Start Material provided

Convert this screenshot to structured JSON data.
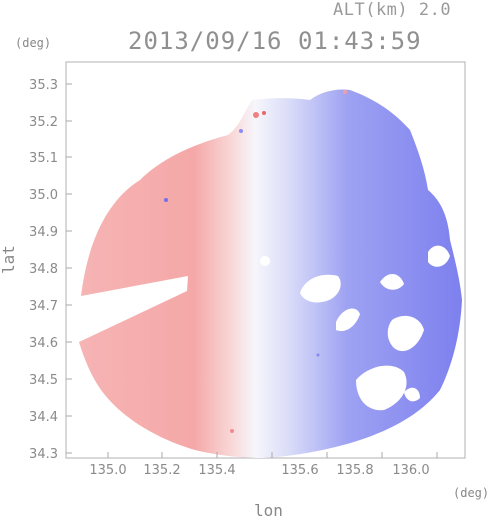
{
  "header": {
    "altitude": "ALT(km) 2.0",
    "timestamp": "2013/09/16 01:43:59"
  },
  "axes": {
    "y_unit": "(deg)",
    "x_unit": "(deg)",
    "y_label": "lat",
    "x_label": "lon",
    "x_ticks": [
      "135.0",
      "135.2",
      "135.4",
      "135.6",
      "135.8",
      "136.0"
    ],
    "y_ticks": [
      "35.3",
      "35.2",
      "35.1",
      "35.0",
      "34.9",
      "34.8",
      "34.7",
      "34.6",
      "34.5",
      "34.4",
      "34.3"
    ]
  },
  "colors": {
    "approaching": "#7b7bf0",
    "receding": "#f5a0a0",
    "neutral": "#f4f4fa"
  }
}
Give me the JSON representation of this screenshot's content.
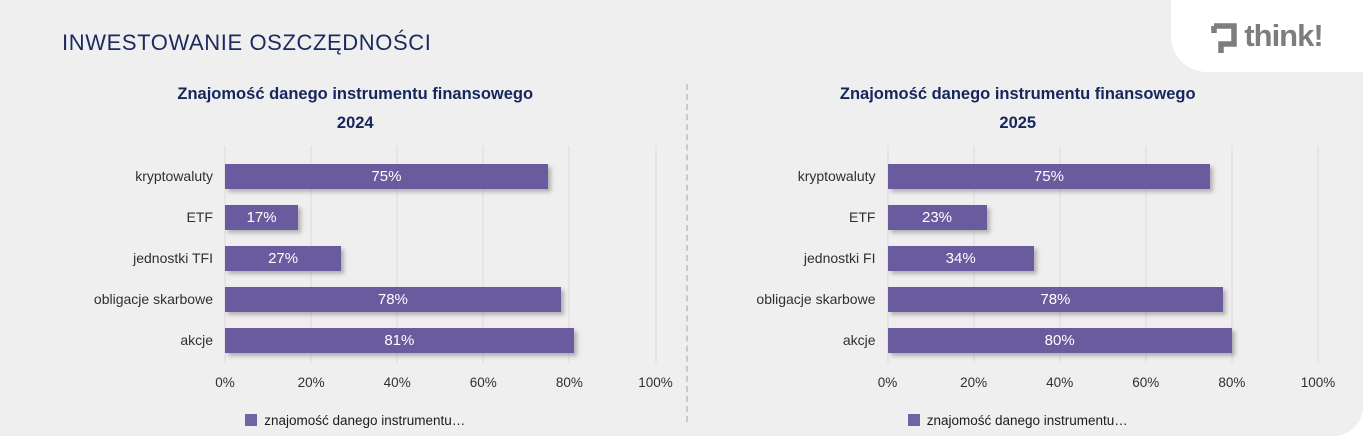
{
  "page": {
    "title": "INWESTOWANIE OSZCZĘDNOŚCI",
    "logo_text": "think!"
  },
  "colors": {
    "background": "#f0efef",
    "navy_title": "#1b2a5e",
    "bar_purple": "#6a5b9e",
    "legend_swatch": "#7163a4",
    "logo_gray": "#7d7d7d",
    "divider_gray": "#c9c9c9",
    "gridline_gray": "#dcdbdb"
  },
  "chart_data": [
    {
      "type": "bar",
      "orientation": "horizontal",
      "title": "Znajomość danego instrumentu finansowego",
      "subtitle": "2024",
      "categories": [
        "kryptowaluty",
        "ETF",
        "jednostki TFI",
        "obligacje skarbowe",
        "akcje"
      ],
      "values": [
        75,
        17,
        27,
        78,
        81
      ],
      "value_labels": [
        "75%",
        "17%",
        "27%",
        "78%",
        "81%"
      ],
      "x_ticks": [
        "0%",
        "20%",
        "40%",
        "60%",
        "80%",
        "100%"
      ],
      "xlim": [
        0,
        100
      ],
      "grid": true,
      "legend": "znajomość danego instrumentu…",
      "legend_position": "bottom-center",
      "bar_color": "#6a5b9e"
    },
    {
      "type": "bar",
      "orientation": "horizontal",
      "title": "Znajomość danego instrumentu finansowego",
      "subtitle": "2025",
      "categories": [
        "kryptowaluty",
        "ETF",
        "jednostki FI",
        "obligacje skarbowe",
        "akcje"
      ],
      "values": [
        75,
        23,
        34,
        78,
        80
      ],
      "value_labels": [
        "75%",
        "23%",
        "34%",
        "78%",
        "80%"
      ],
      "x_ticks": [
        "0%",
        "20%",
        "40%",
        "60%",
        "80%",
        "100%"
      ],
      "xlim": [
        0,
        100
      ],
      "grid": true,
      "legend": "znajomość danego instrumentu…",
      "legend_position": "bottom-center",
      "bar_color": "#6a5b9e"
    }
  ]
}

End Material provided

How many lines in the records above contain the word "screenshot"? Reply with the number alone.

2